» **The task**: Check every line below for the word "tools" and show those that hold it.

Extracted records:
----

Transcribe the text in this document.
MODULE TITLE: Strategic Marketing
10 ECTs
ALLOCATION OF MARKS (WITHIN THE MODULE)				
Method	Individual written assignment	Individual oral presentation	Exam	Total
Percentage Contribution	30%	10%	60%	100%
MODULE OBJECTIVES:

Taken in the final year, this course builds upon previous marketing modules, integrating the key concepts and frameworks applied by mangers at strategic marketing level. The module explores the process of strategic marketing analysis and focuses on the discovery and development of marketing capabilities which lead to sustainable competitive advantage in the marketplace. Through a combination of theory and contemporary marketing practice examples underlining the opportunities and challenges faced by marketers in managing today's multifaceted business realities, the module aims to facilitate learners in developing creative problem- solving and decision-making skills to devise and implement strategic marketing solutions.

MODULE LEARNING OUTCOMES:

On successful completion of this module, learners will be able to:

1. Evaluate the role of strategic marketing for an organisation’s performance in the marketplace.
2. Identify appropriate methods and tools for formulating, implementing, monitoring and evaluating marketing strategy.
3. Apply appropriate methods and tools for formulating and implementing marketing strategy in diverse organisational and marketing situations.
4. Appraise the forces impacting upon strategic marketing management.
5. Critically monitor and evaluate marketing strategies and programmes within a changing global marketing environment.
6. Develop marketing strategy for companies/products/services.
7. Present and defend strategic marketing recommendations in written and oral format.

----

» **Result of this task**:
2. Identify appropriate methods and tools for formulating, implementing, monitoring and evaluating marketing strategy.
3. Apply appropriate methods and tools for formulating and implementing marketing strategy in diverse organisational and marketing situations.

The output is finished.